• **Exercise description**
Transcribe the records that follow exactly. Skip the pictures.

━━━━━━━━━━

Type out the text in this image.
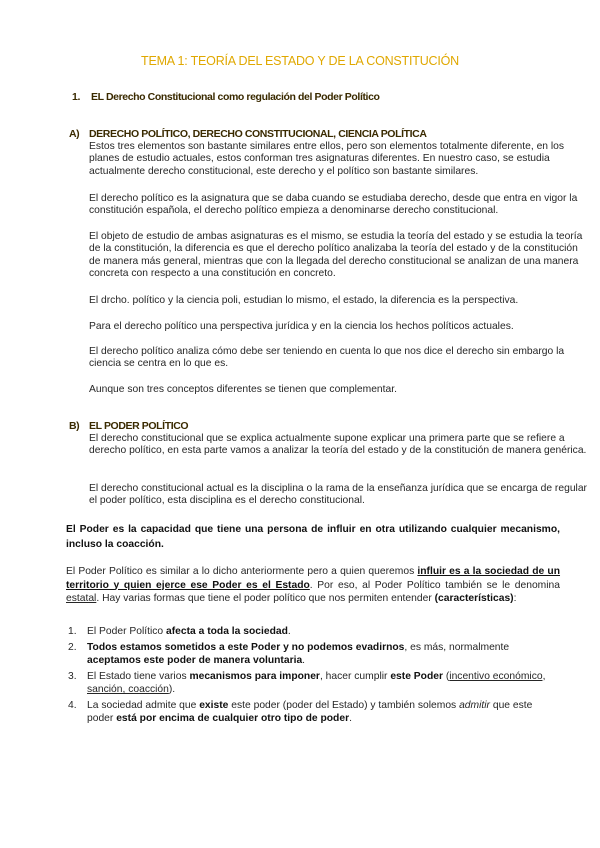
TEMA 1: TEORÍA DEL ESTADO Y DE LA CONSTITUCIÓN
1. EL Derecho Constitucional como regulación del Poder Político
A) DERECHO POLÍTICO, DERECHO CONSTITUCIONAL, CIENCIA POLÍTICA
Estos tres elementos son bastante similares entre ellos, pero son elementos totalmente diferente, en los planes de estudio actuales, estos conforman tres asignaturas diferentes. En nuestro caso, se estudia actualmente derecho constitucional, este derecho y el político son bastante similares.
El derecho político es la asignatura que se daba cuando se estudiaba derecho, desde que entra en vigor la constitución española, el derecho político empieza a denominarse derecho constitucional.
El objeto de estudio de ambas asignaturas es el mismo, se estudia la teoría del estado y se estudia la teoría de la constitución, la diferencia es que el derecho político analizaba la teoría del estado y de la constitución de manera más general, mientras que con la llegada del derecho constitucional se analizan de una manera concreta con respecto a una constitución en concreto.
El drcho. político y la ciencia poli, estudian lo mismo, el estado, la diferencia es la perspectiva.
Para el derecho político una perspectiva jurídica y en la ciencia los hechos políticos actuales.
El derecho político analiza cómo debe ser teniendo en cuenta lo que nos dice el derecho sin embargo la ciencia se centra en lo que es.
Aunque son tres conceptos diferentes se tienen que complementar.
B) EL PODER POLÍTICO
El derecho constitucional que se explica actualmente supone explicar una primera parte que se refiere a derecho político, en esta parte vamos a analizar la teoría del estado y de la constitución de manera genérica.
El derecho constitucional actual es la disciplina o la rama de la enseñanza jurídica que se encarga de regular el poder político, esta disciplina es el derecho constitucional.
El Poder es la capacidad que tiene una persona de influir en otra utilizando cualquier mecanismo, incluso la coacción.
El Poder Político es similar a lo dicho anteriormente pero a quien queremos influir es a la sociedad de un territorio y quien ejerce ese Poder es el Estado. Por eso, al Poder Político también se le denomina estatal. Hay varias formas que tiene el poder político que nos permiten entender (características):
1. El Poder Político afecta a toda la sociedad.
2. Todos estamos sometidos a este Poder y no podemos evadirnos, es más, normalmente aceptamos este poder de manera voluntaria.
3. El Estado tiene varios mecanismos para imponer, hacer cumplir este Poder (incentivo económico, sanción, coacción).
4. La sociedad admite que existe este poder (poder del Estado) y también solemos admitir que este poder está por encima de cualquier otro tipo de poder.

━━━━━━━━━━

• **Answer to this exercise**
Type out the text in this image.
TEMA 1: TEORÍA DEL ESTADO Y DE LA CONSTITUCIÓN
1. EL Derecho Constitucional como regulación del Poder Político
A) DERECHO POLÍTICO, DERECHO CONSTITUCIONAL, CIENCIA POLÍTICA
Estos tres elementos son bastante similares entre ellos, pero son elementos totalmente diferente, en los planes de estudio actuales, estos conforman tres asignaturas diferentes. En nuestro caso, se estudia actualmente derecho constitucional, este derecho y el político son bastante similares.
El derecho político es la asignatura que se daba cuando se estudiaba derecho, desde que entra en vigor la constitución española, el derecho político empieza a denominarse derecho constitucional.
El objeto de estudio de ambas asignaturas es el mismo, se estudia la teoría del estado y se estudia la teoría de la constitución, la diferencia es que el derecho político analizaba la teoría del estado y de la constitución de manera más general, mientras que con la llegada del derecho constitucional se analizan de una manera concreta con respecto a una constitución en concreto.
El drcho. político y la ciencia poli, estudian lo mismo, el estado, la diferencia es la perspectiva.
Para el derecho político una perspectiva jurídica y en la ciencia los hechos políticos actuales.
El derecho político analiza cómo debe ser teniendo en cuenta lo que nos dice el derecho sin embargo la ciencia se centra en lo que es.
Aunque son tres conceptos diferentes se tienen que complementar.
B) EL PODER POLÍTICO
El derecho constitucional que se explica actualmente supone explicar una primera parte que se refiere a derecho político, en esta parte vamos a analizar la teoría del estado y de la constitución de manera genérica.
El derecho constitucional actual es la disciplina o la rama de la enseñanza jurídica que se encarga de regular el poder político, esta disciplina es el derecho constitucional.
El Poder es la capacidad que tiene una persona de influir en otra utilizando cualquier mecanismo, incluso la coacción.
El Poder Político es similar a lo dicho anteriormente pero a quien queremos influir es a la sociedad de un territorio y quien ejerce ese Poder es el Estado. Por eso, al Poder Político también se le denomina estatal. Hay varias formas que tiene el poder político que nos permiten entender (características):
1. El Poder Político afecta a toda la sociedad.
2. Todos estamos sometidos a este Poder y no podemos evadirnos, es más, normalmente aceptamos este poder de manera voluntaria.
3. El Estado tiene varios mecanismos para imponer, hacer cumplir este Poder (incentivo económico, sanción, coacción).
4. La sociedad admite que existe este poder (poder del Estado) y también solemos admitir que este poder está por encima de cualquier otro tipo de poder.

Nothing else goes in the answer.